PROBLEM TO SOLVE:
Your task is to output the entries below word for word.

━━━━━━━━━━

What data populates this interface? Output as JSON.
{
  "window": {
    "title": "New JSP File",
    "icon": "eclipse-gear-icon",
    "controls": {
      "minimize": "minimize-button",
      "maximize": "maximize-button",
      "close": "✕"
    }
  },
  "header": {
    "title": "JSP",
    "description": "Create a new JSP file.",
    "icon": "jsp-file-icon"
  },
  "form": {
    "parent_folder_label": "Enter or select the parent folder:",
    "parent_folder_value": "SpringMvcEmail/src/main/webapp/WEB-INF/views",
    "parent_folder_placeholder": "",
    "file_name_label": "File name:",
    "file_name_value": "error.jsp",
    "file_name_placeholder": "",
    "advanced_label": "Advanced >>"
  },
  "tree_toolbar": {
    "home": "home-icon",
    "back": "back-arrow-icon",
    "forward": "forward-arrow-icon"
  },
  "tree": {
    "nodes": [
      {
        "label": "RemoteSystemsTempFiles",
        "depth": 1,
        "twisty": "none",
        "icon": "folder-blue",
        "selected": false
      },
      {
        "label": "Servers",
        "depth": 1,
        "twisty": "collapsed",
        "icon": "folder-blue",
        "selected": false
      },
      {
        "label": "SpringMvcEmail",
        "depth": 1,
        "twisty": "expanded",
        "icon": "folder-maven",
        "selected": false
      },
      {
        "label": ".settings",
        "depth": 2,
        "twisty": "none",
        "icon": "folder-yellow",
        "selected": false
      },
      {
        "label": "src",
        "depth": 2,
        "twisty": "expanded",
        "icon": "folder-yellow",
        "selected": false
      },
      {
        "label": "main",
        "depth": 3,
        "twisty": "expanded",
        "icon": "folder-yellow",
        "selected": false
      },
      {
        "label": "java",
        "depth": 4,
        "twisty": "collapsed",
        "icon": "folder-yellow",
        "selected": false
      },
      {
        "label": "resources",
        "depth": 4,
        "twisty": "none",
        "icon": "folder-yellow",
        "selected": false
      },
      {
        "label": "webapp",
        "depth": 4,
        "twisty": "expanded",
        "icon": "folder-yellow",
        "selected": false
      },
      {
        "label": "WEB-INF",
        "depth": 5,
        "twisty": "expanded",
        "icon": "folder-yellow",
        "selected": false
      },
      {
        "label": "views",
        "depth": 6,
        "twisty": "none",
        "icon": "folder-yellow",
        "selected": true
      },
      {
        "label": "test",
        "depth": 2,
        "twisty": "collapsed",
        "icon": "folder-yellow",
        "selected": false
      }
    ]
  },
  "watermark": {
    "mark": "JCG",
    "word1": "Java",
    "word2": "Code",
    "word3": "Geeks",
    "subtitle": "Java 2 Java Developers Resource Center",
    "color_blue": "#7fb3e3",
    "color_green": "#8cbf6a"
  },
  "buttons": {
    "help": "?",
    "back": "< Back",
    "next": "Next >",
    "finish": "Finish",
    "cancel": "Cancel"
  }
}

━━━━━━━━━━

WRITTEN RESPONSE:
What data populates this interface? Output as JSON.
{
  "window": {
    "title": "New JSP File",
    "icon": "eclipse-gear-icon",
    "controls": {
      "minimize": "minimize-button",
      "maximize": "maximize-button",
      "close": "✕"
    }
  },
  "header": {
    "title": "JSP",
    "description": "Create a new JSP file.",
    "icon": "jsp-file-icon"
  },
  "form": {
    "parent_folder_label": "Enter or select the parent folder:",
    "parent_folder_value": "SpringMvcEmail/src/main/webapp/WEB-INF/views",
    "parent_folder_placeholder": "",
    "file_name_label": "File name:",
    "file_name_value": "error.jsp",
    "file_name_placeholder": "",
    "advanced_label": "Advanced >>"
  },
  "tree_toolbar": {
    "home": "home-icon",
    "back": "back-arrow-icon",
    "forward": "forward-arrow-icon"
  },
  "tree": {
    "nodes": [
      {
        "label": "RemoteSystemsTempFiles",
        "depth": 1,
        "twisty": "none",
        "icon": "folder-blue",
        "selected": false
      },
      {
        "label": "Servers",
        "depth": 1,
        "twisty": "collapsed",
        "icon": "folder-blue",
        "selected": false
      },
      {
        "label": "SpringMvcEmail",
        "depth": 1,
        "twisty": "expanded",
        "icon": "folder-maven",
        "selected": false
      },
      {
        "label": ".settings",
        "depth": 2,
        "twisty": "none",
        "icon": "folder-yellow",
        "selected": false
      },
      {
        "label": "src",
        "depth": 2,
        "twisty": "expanded",
        "icon": "folder-yellow",
        "selected": false
      },
      {
        "label": "main",
        "depth": 3,
        "twisty": "expanded",
        "icon": "folder-yellow",
        "selected": false
      },
      {
        "label": "java",
        "depth": 4,
        "twisty": "collapsed",
        "icon": "folder-yellow",
        "selected": false
      },
      {
        "label": "resources",
        "depth": 4,
        "twisty": "none",
        "icon": "folder-yellow",
        "selected": false
      },
      {
        "label": "webapp",
        "depth": 4,
        "twisty": "expanded",
        "icon": "folder-yellow",
        "selected": false
      },
      {
        "label": "WEB-INF",
        "depth": 5,
        "twisty": "expanded",
        "icon": "folder-yellow",
        "selected": false
      },
      {
        "label": "views",
        "depth": 6,
        "twisty": "none",
        "icon": "folder-yellow",
        "selected": true
      },
      {
        "label": "test",
        "depth": 2,
        "twisty": "collapsed",
        "icon": "folder-yellow",
        "selected": false
      }
    ]
  },
  "watermark": {
    "mark": "JCG",
    "word1": "Java",
    "word2": "Code",
    "word3": "Geeks",
    "subtitle": "Java 2 Java Developers Resource Center",
    "color_blue": "#7fb3e3",
    "color_green": "#8cbf6a"
  },
  "buttons": {
    "help": "?",
    "back": "< Back",
    "next": "Next >",
    "finish": "Finish",
    "cancel": "Cancel"
  }
}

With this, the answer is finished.